[Data entries]
<<<<
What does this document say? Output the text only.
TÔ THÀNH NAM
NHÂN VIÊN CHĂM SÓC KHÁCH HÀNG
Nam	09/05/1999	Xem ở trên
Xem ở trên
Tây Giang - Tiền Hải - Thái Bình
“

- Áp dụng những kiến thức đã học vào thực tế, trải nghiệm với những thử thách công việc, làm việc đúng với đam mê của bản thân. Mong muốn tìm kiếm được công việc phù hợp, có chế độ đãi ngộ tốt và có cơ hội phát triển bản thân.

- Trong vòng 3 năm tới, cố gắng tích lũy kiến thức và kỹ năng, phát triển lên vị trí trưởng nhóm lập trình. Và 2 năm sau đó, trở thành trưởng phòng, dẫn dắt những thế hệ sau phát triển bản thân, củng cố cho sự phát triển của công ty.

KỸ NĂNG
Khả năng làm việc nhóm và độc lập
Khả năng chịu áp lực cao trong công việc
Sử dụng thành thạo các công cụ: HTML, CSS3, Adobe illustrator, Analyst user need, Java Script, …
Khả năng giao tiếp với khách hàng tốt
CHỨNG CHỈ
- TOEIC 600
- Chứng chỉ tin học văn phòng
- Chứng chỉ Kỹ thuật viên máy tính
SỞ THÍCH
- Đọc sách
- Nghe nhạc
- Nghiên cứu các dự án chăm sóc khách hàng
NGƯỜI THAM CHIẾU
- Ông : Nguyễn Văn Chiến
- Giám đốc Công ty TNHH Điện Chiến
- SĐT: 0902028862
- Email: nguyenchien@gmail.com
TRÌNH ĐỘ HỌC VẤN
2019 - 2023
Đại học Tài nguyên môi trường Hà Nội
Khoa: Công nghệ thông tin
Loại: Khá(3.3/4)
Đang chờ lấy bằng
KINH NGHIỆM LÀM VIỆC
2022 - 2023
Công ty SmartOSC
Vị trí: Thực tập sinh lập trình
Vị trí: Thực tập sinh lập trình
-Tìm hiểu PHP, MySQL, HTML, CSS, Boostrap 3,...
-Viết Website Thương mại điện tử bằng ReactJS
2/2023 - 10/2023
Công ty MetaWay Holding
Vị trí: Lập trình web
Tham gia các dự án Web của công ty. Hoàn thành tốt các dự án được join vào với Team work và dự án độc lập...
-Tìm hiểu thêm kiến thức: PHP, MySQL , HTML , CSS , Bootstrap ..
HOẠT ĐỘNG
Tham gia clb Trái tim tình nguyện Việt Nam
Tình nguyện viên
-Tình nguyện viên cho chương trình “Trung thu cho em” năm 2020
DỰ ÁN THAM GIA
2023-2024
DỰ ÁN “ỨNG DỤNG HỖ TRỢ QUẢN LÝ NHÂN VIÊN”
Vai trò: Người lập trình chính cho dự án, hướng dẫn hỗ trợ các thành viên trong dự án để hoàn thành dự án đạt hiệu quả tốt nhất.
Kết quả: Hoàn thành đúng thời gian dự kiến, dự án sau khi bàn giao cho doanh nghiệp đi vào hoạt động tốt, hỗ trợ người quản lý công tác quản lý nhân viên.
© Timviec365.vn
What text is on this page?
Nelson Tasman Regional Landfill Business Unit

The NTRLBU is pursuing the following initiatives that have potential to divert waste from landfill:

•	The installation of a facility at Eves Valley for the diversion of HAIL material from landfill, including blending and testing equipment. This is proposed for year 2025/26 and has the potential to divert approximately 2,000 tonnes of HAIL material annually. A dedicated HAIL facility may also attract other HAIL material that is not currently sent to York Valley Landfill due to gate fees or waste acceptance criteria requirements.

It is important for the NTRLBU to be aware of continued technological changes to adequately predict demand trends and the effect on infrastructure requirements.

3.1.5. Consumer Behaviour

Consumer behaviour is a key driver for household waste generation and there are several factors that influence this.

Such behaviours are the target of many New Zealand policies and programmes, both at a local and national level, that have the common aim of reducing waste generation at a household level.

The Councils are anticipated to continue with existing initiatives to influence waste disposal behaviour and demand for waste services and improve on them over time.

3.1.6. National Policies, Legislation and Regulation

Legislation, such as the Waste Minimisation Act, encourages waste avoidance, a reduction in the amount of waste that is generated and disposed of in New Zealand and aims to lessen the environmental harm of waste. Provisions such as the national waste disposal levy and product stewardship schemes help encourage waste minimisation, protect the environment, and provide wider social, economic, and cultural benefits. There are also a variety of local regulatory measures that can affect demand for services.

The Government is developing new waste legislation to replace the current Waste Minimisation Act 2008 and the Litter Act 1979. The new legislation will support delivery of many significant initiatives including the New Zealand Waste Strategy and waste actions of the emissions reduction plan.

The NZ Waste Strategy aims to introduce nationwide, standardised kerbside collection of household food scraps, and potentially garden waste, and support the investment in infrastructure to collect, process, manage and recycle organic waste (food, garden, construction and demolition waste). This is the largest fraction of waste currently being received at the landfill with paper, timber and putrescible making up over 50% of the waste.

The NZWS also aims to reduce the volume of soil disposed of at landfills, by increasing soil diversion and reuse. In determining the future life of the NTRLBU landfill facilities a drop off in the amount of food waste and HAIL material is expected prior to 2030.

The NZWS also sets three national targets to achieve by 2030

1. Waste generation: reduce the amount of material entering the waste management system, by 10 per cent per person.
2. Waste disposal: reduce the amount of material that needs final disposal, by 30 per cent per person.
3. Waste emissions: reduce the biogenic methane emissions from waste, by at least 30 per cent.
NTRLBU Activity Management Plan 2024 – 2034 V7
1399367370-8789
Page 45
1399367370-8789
>>>>
● **Problem**
Retype the listing above in full, with no alterations.

● **Solution below**
What does this document say? Output the text only.
TÔ THÀNH NAM
NHÂN VIÊN CHĂM SÓC KHÁCH HÀNG
Nam	09/05/1999	Xem ở trên
Xem ở trên
Tây Giang - Tiền Hải - Thái Bình
“

- Áp dụng những kiến thức đã học vào thực tế, trải nghiệm với những thử thách công việc, làm việc đúng với đam mê của bản thân. Mong muốn tìm kiếm được công việc phù hợp, có chế độ đãi ngộ tốt và có cơ hội phát triển bản thân.

- Trong vòng 3 năm tới, cố gắng tích lũy kiến thức và kỹ năng, phát triển lên vị trí trưởng nhóm lập trình. Và 2 năm sau đó, trở thành trưởng phòng, dẫn dắt những thế hệ sau phát triển bản thân, củng cố cho sự phát triển của công ty.

KỸ NĂNG
Khả năng làm việc nhóm và độc lập
Khả năng chịu áp lực cao trong công việc
Sử dụng thành thạo các công cụ: HTML, CSS3, Adobe illustrator, Analyst user need, Java Script, …
Khả năng giao tiếp với khách hàng tốt
CHỨNG CHỈ
- TOEIC 600
- Chứng chỉ tin học văn phòng
- Chứng chỉ Kỹ thuật viên máy tính
SỞ THÍCH
- Đọc sách
- Nghe nhạc
- Nghiên cứu các dự án chăm sóc khách hàng
NGƯỜI THAM CHIẾU
- Ông : Nguyễn Văn Chiến
- Giám đốc Công ty TNHH Điện Chiến
- SĐT: 0902028862
- Email: nguyenchien@gmail.com
TRÌNH ĐỘ HỌC VẤN
2019 - 2023
Đại học Tài nguyên môi trường Hà Nội
Khoa: Công nghệ thông tin
Loại: Khá(3.3/4)
Đang chờ lấy bằng
KINH NGHIỆM LÀM VIỆC
2022 - 2023
Công ty SmartOSC
Vị trí: Thực tập sinh lập trình
Vị trí: Thực tập sinh lập trình
-Tìm hiểu PHP, MySQL, HTML, CSS, Boostrap 3,...
-Viết Website Thương mại điện tử bằng ReactJS
2/2023 - 10/2023
Công ty MetaWay Holding
Vị trí: Lập trình web
Tham gia các dự án Web của công ty. Hoàn thành tốt các dự án được join vào với Team work và dự án độc lập...
-Tìm hiểu thêm kiến thức: PHP, MySQL , HTML , CSS , Bootstrap ..
HOẠT ĐỘNG
Tham gia clb Trái tim tình nguyện Việt Nam
Tình nguyện viên
-Tình nguyện viên cho chương trình “Trung thu cho em” năm 2020
DỰ ÁN THAM GIA
2023-2024
DỰ ÁN “ỨNG DỤNG HỖ TRỢ QUẢN LÝ NHÂN VIÊN”
Vai trò: Người lập trình chính cho dự án, hướng dẫn hỗ trợ các thành viên trong dự án để hoàn thành dự án đạt hiệu quả tốt nhất.
Kết quả: Hoàn thành đúng thời gian dự kiến, dự án sau khi bàn giao cho doanh nghiệp đi vào hoạt động tốt, hỗ trợ người quản lý công tác quản lý nhân viên.
© Timviec365.vn
What text is on this page?
Nelson Tasman Regional Landfill Business Unit

The NTRLBU is pursuing the following initiatives that have potential to divert waste from landfill:

•	The installation of a facility at Eves Valley for the diversion of HAIL material from landfill, including blending and testing equipment. This is proposed for year 2025/26 and has the potential to divert approximately 2,000 tonnes of HAIL material annually. A dedicated HAIL facility may also attract other HAIL material that is not currently sent to York Valley Landfill due to gate fees or waste acceptance criteria requirements.

It is important for the NTRLBU to be aware of continued technological changes to adequately predict demand trends and the effect on infrastructure requirements.

3.1.5. Consumer Behaviour

Consumer behaviour is a key driver for household waste generation and there are several factors that influence this.

Such behaviours are the target of many New Zealand policies and programmes, both at a local and national level, that have the common aim of reducing waste generation at a household level.

The Councils are anticipated to continue with existing initiatives to influence waste disposal behaviour and demand for waste services and improve on them over time.

3.1.6. National Policies, Legislation and Regulation

Legislation, such as the Waste Minimisation Act, encourages waste avoidance, a reduction in the amount of waste that is generated and disposed of in New Zealand and aims to lessen the environmental harm of waste. Provisions such as the national waste disposal levy and product stewardship schemes help encourage waste minimisation, protect the environment, and provide wider social, economic, and cultural benefits. There are also a variety of local regulatory measures that can affect demand for services.

The Government is developing new waste legislation to replace the current Waste Minimisation Act 2008 and the Litter Act 1979. The new legislation will support delivery of many significant initiatives including the New Zealand Waste Strategy and waste actions of the emissions reduction plan.

The NZ Waste Strategy aims to introduce nationwide, standardised kerbside collection of household food scraps, and potentially garden waste, and support the investment in infrastructure to collect, process, manage and recycle organic waste (food, garden, construction and demolition waste). This is the largest fraction of waste currently being received at the landfill with paper, timber and putrescible making up over 50% of the waste.

The NZWS also aims to reduce the volume of soil disposed of at landfills, by increasing soil diversion and reuse. In determining the future life of the NTRLBU landfill facilities a drop off in the amount of food waste and HAIL material is expected prior to 2030.

The NZWS also sets three national targets to achieve by 2030

1. Waste generation: reduce the amount of material entering the waste management system, by 10 per cent per person.
2. Waste disposal: reduce the amount of material that needs final disposal, by 30 per cent per person.
3. Waste emissions: reduce the biogenic methane emissions from waste, by at least 30 per cent.
NTRLBU Activity Management Plan 2024 – 2034 V7
1399367370-8789
Page 45
1399367370-8789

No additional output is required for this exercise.